* Stated exercise 1
In the World Cup excerpt, who saved Zico's penalty shot?
* Stated exercise 2
Repeat the World Cup excerpt word for word, starting at "The first came" and going up to and including "a feeble swipe.".

* Document extract
The match seemed to turn in Brazil's favour when it was awarded a penalty shot with 12 minutes to go, but French goalkeeper Joel Bats saved Zico's effort and France went on to win the contest in the gruelling heat in a dramatic penalty shootout.
The grudge match between Argentina and England took place the next day at Azteca stadium in Mexico City. The game was played under a cloud of socio-political tension, the Argentine press egging on the national team to exact revenge on the English and reclaim honour after losing the 1982 Falklands War.
A goalless and fairly uneventful opening 45 minutes gave way to an incident-filled second half where Maradona delighted spectators with his devilish genius and produced two of the most talked about goals in World Cup lore.
The first came six minutes after the restart when the stout Argentine burst through the brittle English defence with a quick turn of pace before losing the ball. England midfielder Steve Hodge couldn't clear it and hooked the ball over his head towards his own goal after taking a feeble swipe.
As the ball hung majestically in the air, England goalkeeper Peter Shilton and Maradona raced for it, but the Argentine trickster slyly punched the ball as both players went up for it, expertly camouflaging his offence and duping the linesman and referee by nodding his head as if he made contact with it.
The ball rolled across the goal-line as Maradona celebrated while England protested to no avail. At the post-match press conference, a brazen Maradona claimed the goal was scored "a little bit by the Hand of God, another bit by the head of Maradona." TV networks around the world showed the incident time and time again that evening, as Maradona's "Hand of God" goal became enshrined in the sporting lexicon.
Just minutes after punching the ball into the net, Maradona scored legitimately against England with what many consider not only the greatest goal ever at the World Cup, but also the greatest in the history of the game.
The Argentine master collected the ball 10 yards inside his half and slowly dribbled into English territory. As he picked up speed, he began to breeze by one England player after another, his remarkable dribbling skills and vision carrying him forward. After effortlessly slaloming his way through half the England team, he burst into the penalty area and ended his 75-yard run to glory by coolly slotting the ball past an onrushing Shilton into the back of the net.
In a span of four minutes the world had seen the worst and best of the Argentina's sporting god. While the "Hand of God" goal was the very definition of deceitful, Maradona's second goal, later dubbed "The Goal of the Millennium," was pure poetry, affirmation of his genius and standing as the greatest player in the world.
Gary Lineker scored with nine minutes left, but the English (who were outplayed and rightly lost) were sent home and humbled at the feet - and hand - of Maradona.
What would Maradona do for an encore? Belgium found out to its peril in the semifinals when he scored in the 52nd minute. The Napoli star followed it up with another sublime solo effort nine minutes later when he raced deep into the offensive zone and left four Belgian defenders for dead before swerving and rifling the ball into the net. 2-0. Game, set and match to the Argentines.

* Record extracts
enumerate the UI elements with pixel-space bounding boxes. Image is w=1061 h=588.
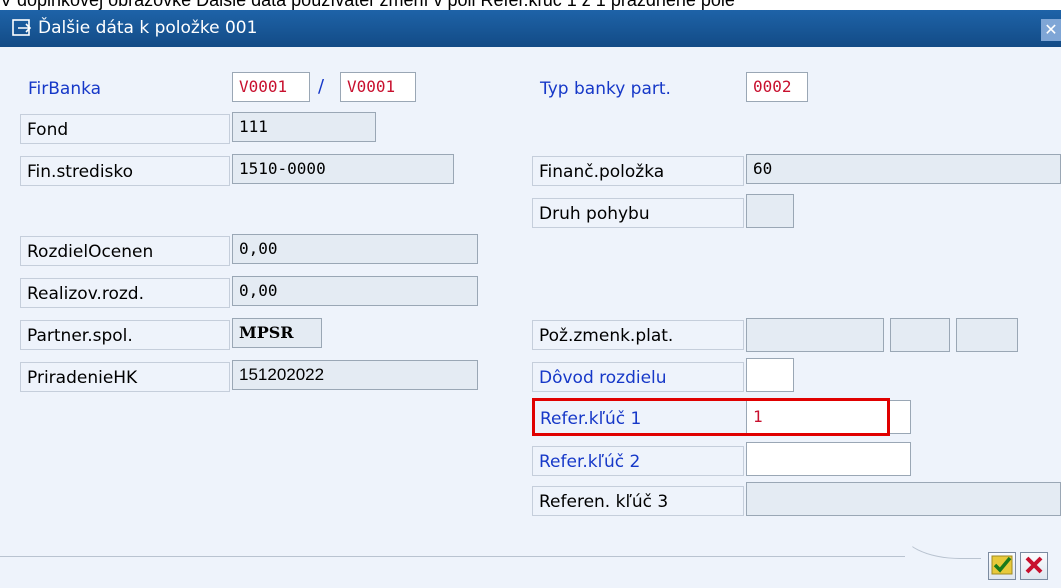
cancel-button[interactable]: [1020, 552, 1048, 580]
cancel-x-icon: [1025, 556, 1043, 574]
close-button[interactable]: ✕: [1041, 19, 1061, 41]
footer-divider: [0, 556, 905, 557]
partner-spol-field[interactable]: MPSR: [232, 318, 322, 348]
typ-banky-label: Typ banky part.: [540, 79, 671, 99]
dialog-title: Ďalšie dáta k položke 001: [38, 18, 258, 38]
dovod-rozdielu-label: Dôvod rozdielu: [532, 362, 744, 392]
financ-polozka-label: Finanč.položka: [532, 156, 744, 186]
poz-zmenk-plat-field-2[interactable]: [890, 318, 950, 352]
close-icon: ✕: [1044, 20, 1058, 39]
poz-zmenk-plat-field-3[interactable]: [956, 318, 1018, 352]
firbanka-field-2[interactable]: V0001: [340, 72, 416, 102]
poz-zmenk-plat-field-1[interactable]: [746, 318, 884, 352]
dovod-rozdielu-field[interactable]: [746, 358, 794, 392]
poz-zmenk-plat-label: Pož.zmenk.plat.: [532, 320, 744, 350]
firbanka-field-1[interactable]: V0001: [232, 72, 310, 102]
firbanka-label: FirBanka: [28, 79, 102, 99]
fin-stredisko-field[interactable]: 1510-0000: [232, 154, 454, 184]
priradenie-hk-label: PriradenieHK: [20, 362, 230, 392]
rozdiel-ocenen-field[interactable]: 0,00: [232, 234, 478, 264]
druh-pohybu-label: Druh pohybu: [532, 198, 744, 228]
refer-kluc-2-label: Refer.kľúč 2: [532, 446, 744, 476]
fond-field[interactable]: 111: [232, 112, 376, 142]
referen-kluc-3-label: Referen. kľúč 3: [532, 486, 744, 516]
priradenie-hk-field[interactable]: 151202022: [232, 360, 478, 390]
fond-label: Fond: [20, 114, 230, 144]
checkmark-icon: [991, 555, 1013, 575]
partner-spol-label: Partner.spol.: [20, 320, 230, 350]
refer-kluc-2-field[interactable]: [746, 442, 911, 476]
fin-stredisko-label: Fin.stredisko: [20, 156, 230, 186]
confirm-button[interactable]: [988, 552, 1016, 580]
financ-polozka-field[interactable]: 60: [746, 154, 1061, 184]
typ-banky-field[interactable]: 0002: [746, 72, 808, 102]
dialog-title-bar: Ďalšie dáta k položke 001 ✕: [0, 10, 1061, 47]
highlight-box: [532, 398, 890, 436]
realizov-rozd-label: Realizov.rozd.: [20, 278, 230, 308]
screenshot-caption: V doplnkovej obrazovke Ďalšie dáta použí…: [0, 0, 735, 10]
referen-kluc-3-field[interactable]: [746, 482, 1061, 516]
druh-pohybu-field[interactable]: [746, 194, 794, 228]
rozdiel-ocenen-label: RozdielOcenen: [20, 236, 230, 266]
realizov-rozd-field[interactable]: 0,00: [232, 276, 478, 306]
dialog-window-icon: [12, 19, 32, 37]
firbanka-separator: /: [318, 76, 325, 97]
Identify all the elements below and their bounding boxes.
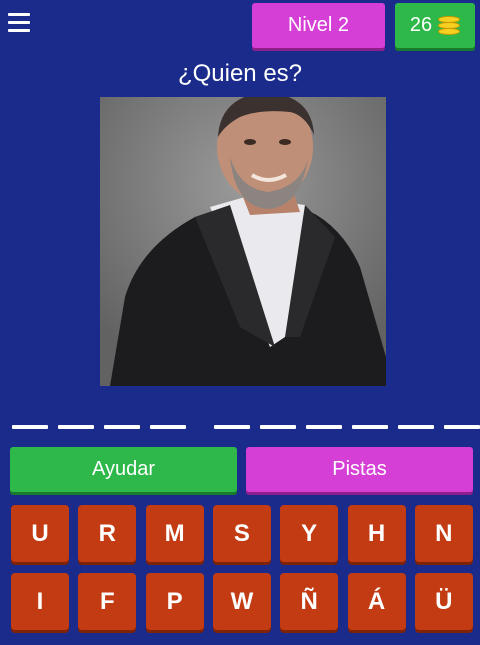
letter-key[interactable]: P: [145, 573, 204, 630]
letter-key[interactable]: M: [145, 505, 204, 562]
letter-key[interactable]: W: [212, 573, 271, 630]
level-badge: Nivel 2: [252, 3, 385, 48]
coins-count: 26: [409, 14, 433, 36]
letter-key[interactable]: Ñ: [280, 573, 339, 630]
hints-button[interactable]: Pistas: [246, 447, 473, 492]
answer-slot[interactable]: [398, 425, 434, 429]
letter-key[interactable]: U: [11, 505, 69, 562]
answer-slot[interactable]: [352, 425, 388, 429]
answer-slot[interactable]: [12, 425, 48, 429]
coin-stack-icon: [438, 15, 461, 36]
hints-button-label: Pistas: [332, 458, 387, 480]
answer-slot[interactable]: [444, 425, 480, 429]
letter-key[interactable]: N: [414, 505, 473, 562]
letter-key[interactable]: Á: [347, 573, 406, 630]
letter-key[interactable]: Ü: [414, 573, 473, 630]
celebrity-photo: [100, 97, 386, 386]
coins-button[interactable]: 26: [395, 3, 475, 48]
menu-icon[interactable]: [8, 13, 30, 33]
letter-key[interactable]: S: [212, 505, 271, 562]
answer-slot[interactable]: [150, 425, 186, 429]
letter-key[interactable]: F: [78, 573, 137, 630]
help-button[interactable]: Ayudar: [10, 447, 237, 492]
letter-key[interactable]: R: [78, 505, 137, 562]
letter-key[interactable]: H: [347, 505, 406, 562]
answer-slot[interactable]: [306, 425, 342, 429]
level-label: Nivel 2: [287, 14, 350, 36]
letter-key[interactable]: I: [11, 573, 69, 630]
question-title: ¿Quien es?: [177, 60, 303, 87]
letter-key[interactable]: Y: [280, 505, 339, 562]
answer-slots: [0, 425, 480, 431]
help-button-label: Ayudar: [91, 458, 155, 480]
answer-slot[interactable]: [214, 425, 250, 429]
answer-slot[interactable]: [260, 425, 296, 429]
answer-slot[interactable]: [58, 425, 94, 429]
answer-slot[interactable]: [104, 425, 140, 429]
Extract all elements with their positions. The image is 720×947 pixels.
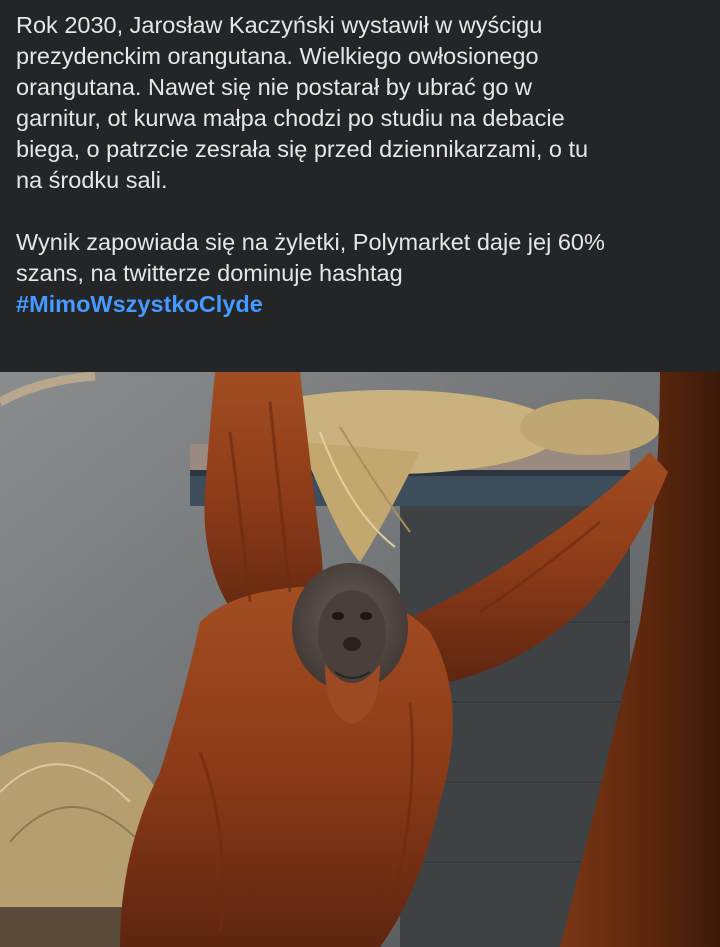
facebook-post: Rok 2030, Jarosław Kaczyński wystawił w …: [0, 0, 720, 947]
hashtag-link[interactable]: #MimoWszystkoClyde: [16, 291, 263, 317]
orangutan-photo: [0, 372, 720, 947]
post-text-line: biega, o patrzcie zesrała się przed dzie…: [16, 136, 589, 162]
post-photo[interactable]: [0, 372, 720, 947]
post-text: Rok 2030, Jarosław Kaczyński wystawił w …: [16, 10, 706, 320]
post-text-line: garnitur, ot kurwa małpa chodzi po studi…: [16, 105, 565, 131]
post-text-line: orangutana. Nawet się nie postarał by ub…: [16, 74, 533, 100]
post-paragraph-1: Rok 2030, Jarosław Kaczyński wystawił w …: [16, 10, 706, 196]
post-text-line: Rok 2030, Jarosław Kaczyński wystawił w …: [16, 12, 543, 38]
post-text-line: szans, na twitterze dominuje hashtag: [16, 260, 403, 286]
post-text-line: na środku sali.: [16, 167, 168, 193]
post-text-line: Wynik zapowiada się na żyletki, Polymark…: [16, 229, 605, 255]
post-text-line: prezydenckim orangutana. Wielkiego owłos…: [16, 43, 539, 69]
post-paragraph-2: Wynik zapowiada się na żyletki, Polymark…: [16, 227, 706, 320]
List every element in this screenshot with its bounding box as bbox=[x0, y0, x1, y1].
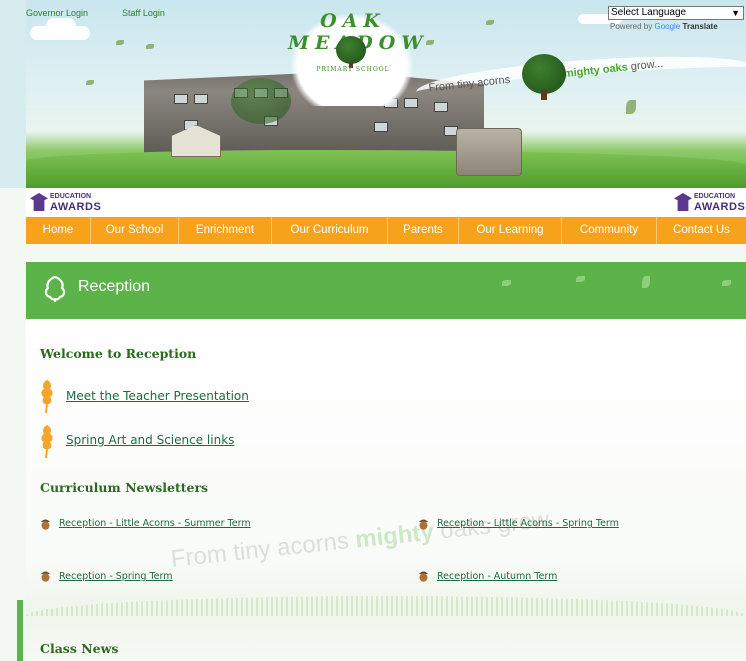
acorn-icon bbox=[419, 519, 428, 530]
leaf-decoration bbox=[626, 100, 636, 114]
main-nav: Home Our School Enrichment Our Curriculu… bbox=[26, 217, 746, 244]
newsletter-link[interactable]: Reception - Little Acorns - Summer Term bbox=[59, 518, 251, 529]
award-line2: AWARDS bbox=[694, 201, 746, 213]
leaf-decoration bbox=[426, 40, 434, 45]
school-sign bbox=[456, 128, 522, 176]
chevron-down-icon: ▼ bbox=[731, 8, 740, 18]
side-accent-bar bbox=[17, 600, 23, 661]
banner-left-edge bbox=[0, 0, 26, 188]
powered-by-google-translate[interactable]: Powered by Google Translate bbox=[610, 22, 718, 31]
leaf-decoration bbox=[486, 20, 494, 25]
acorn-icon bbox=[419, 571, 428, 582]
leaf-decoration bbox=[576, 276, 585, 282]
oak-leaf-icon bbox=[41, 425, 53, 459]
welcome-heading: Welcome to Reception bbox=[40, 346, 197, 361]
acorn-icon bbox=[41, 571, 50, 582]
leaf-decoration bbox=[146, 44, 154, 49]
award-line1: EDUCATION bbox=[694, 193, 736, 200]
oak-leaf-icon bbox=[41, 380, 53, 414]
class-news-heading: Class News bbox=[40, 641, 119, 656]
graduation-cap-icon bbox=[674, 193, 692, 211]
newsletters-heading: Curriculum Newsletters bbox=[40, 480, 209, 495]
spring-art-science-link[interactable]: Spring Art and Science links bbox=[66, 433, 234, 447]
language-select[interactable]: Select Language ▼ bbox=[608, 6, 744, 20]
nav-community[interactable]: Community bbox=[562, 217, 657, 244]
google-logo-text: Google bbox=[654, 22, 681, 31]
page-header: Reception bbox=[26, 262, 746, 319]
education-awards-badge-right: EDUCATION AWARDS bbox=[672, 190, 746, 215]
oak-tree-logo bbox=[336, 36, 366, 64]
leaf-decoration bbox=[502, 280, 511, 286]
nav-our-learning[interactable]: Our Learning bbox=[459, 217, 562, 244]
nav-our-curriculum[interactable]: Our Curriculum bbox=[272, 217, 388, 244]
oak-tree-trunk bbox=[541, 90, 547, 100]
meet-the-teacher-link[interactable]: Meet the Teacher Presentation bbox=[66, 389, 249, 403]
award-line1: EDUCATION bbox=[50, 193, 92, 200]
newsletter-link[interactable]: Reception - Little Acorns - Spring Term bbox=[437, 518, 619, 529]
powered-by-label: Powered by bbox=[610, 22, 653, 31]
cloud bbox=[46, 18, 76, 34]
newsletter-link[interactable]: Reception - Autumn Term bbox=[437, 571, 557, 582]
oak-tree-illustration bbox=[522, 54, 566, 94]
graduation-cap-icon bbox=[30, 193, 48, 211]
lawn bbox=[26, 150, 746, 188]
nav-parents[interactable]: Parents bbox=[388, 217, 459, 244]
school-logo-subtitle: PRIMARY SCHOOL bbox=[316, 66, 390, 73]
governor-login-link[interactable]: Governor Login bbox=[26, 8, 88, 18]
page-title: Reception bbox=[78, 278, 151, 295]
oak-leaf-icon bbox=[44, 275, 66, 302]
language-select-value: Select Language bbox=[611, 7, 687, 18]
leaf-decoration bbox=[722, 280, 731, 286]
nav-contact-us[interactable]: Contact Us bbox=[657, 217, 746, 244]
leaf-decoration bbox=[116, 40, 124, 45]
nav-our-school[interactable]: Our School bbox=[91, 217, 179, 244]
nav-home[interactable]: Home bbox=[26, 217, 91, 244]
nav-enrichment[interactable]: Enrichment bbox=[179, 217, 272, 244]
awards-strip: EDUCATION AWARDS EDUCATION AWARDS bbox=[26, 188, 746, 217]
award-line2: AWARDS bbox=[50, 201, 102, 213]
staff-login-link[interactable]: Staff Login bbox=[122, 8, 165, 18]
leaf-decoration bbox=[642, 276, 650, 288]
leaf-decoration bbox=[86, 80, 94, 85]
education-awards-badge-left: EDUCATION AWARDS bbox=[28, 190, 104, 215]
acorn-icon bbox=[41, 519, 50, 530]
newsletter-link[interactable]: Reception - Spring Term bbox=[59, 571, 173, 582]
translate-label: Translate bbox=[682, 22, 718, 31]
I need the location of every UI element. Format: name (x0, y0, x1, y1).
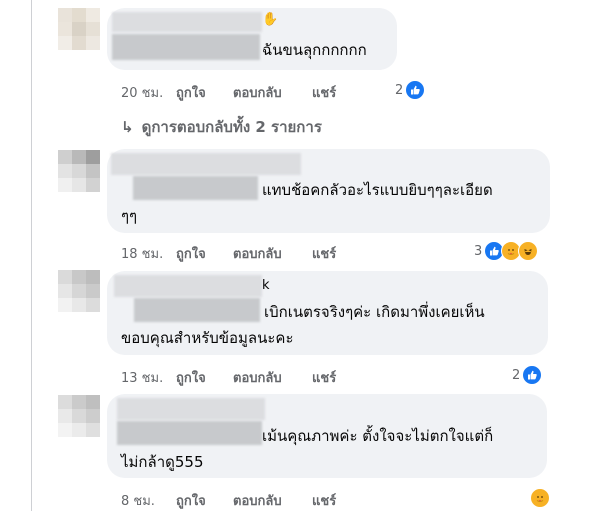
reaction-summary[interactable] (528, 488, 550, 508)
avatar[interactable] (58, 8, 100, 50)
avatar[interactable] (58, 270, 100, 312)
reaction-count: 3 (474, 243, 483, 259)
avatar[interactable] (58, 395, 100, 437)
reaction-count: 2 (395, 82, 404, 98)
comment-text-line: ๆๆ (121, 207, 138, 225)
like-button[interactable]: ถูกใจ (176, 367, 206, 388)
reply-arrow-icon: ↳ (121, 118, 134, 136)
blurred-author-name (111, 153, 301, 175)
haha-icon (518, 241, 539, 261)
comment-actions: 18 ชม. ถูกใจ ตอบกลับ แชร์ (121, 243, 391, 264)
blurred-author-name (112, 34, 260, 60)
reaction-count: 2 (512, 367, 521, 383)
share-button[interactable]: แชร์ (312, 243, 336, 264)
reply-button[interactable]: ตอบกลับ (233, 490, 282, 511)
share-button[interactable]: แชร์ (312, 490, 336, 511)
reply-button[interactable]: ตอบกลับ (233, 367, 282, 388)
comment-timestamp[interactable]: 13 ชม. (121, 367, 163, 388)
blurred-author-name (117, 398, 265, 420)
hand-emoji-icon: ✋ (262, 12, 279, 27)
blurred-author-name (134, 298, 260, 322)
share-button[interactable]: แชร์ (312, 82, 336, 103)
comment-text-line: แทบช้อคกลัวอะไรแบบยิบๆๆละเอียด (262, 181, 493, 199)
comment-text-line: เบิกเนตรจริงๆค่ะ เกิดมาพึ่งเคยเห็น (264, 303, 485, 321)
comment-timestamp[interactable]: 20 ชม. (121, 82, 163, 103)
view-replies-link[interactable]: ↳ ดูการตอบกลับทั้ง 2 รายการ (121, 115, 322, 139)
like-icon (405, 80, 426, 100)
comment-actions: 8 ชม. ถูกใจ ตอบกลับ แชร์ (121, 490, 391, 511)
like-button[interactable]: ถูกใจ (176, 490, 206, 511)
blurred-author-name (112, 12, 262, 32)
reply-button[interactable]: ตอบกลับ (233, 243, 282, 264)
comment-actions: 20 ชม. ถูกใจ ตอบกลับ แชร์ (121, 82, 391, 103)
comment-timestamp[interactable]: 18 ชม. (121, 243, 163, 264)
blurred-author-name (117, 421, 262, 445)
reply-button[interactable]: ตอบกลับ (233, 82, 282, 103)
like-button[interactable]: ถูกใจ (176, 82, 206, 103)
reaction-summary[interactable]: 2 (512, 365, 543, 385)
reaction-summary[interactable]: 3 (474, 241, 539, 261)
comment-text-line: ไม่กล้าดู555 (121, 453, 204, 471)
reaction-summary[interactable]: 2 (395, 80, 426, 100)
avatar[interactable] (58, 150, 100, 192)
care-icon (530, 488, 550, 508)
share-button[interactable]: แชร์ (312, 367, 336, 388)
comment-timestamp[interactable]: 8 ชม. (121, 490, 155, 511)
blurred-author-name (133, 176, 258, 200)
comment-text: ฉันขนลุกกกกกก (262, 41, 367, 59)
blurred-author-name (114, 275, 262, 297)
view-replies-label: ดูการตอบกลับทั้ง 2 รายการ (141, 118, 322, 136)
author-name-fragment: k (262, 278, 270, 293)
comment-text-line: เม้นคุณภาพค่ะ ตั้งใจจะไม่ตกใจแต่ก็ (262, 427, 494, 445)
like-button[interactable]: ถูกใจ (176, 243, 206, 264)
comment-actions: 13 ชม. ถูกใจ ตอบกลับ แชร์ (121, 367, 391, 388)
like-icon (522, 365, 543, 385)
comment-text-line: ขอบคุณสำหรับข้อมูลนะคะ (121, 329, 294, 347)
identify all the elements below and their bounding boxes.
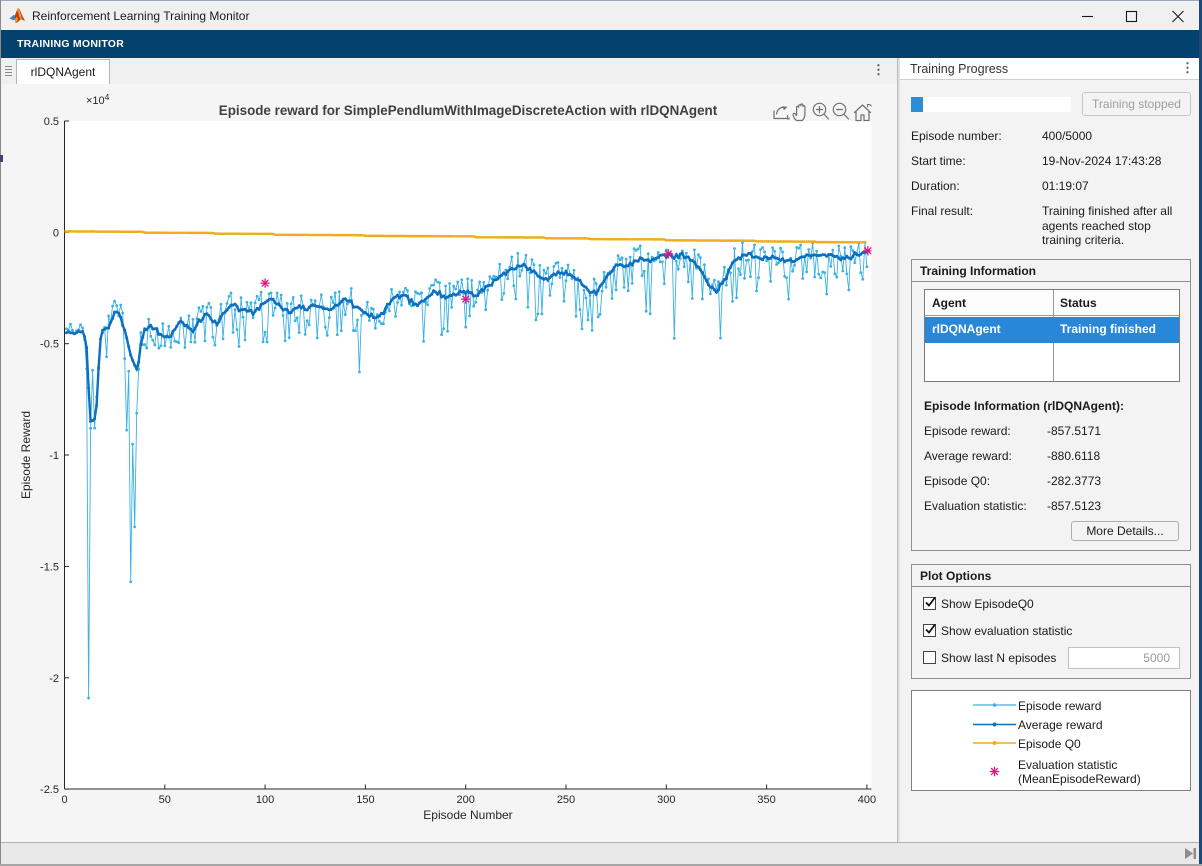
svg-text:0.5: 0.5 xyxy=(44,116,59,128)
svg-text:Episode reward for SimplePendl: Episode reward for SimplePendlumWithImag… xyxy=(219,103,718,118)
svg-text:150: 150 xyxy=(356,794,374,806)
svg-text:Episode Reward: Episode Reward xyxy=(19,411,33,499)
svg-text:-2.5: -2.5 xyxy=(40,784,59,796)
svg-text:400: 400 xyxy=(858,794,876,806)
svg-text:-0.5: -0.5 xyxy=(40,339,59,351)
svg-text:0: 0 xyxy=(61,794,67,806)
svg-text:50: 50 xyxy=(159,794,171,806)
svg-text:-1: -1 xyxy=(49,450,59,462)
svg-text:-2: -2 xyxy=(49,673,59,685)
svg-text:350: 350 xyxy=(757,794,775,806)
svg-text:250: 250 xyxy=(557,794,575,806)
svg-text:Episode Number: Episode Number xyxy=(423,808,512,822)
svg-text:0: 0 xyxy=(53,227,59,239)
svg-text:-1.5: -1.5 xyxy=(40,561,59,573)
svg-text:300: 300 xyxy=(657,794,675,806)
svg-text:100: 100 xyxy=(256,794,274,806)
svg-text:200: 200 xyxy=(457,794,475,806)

* Final result 1
French goalkeeper Joel Bats saved it.

* Final result 2
The first came six minutes after the restart when the stout Argentine burst through the brittle English defence with a quick turn of pace before losing the ball. England midfielder Steve Hodge couldn't clear it and hooked the ball over his head towards his own goal after taking a feeble swipe.